** Start **

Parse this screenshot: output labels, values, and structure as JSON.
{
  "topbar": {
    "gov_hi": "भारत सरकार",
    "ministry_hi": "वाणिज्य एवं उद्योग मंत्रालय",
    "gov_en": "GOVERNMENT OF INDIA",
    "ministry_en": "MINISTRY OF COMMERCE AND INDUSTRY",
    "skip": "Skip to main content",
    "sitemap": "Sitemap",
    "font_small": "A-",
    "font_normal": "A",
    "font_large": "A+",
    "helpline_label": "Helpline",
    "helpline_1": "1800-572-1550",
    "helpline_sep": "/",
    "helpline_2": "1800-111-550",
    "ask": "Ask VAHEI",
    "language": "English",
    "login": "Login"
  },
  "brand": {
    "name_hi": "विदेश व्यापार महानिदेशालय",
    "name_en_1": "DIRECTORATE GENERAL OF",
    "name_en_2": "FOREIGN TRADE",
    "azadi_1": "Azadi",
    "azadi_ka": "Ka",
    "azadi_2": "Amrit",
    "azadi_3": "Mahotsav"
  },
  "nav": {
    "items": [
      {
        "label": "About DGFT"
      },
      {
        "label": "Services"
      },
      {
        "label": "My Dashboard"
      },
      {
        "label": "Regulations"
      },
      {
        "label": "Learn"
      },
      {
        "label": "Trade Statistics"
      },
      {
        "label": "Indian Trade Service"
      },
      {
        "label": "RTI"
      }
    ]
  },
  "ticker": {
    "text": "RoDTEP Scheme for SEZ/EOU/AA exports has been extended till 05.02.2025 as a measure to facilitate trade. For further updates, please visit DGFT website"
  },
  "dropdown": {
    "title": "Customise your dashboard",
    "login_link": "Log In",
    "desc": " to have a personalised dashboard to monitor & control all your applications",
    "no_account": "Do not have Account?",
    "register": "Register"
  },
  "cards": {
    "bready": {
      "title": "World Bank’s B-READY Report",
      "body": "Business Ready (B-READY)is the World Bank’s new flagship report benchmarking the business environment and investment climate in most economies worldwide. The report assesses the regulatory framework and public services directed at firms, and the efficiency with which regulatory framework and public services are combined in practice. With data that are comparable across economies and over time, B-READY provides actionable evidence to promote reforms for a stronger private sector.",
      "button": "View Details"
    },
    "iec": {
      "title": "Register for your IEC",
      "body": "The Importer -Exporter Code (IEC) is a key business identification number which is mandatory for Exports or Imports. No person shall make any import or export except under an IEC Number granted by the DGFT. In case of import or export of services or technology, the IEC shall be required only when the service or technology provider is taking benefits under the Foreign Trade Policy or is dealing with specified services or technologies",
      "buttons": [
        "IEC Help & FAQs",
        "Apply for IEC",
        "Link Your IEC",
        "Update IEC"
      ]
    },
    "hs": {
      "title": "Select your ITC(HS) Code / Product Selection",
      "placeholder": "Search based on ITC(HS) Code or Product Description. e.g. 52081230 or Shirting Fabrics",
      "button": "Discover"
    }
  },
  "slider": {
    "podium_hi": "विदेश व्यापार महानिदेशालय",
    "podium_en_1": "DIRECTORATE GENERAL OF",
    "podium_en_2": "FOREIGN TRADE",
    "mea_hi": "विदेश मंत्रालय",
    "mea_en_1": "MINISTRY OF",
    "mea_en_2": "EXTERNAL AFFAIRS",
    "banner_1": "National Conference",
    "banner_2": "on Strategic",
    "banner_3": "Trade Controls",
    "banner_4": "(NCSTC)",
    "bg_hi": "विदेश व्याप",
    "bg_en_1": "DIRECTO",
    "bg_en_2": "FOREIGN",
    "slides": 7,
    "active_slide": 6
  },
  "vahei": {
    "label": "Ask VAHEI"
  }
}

** End **

▶ WHAT YOU NEED TO DO
In the entries above, find each line with the string "which" and copy it.

▶ CORRECT OUTPUT
      "body": "Business Ready (B-READY)is the World Bank’s new flagship report benchmarking the business environment and investment climate in most economies worldwide. The report assesses the regulatory framework and public services directed at firms, and the efficiency with which regulatory framework and public services are combined in practice. With data that are comparable across economies and over time, B-READY provides actionable evidence to promote reforms for a stronger private sector.",
      "body": "The Importer -Exporter Code (IEC) is a key business identification number which is mandatory for Exports or Imports. No person shall make any import or export except under an IEC Number granted by the DGFT. In case of import or export of services or technology, the IEC shall be required only when the service or technology provider is taking benefits under the Foreign Trade Policy or is dealing with specified services or technologies",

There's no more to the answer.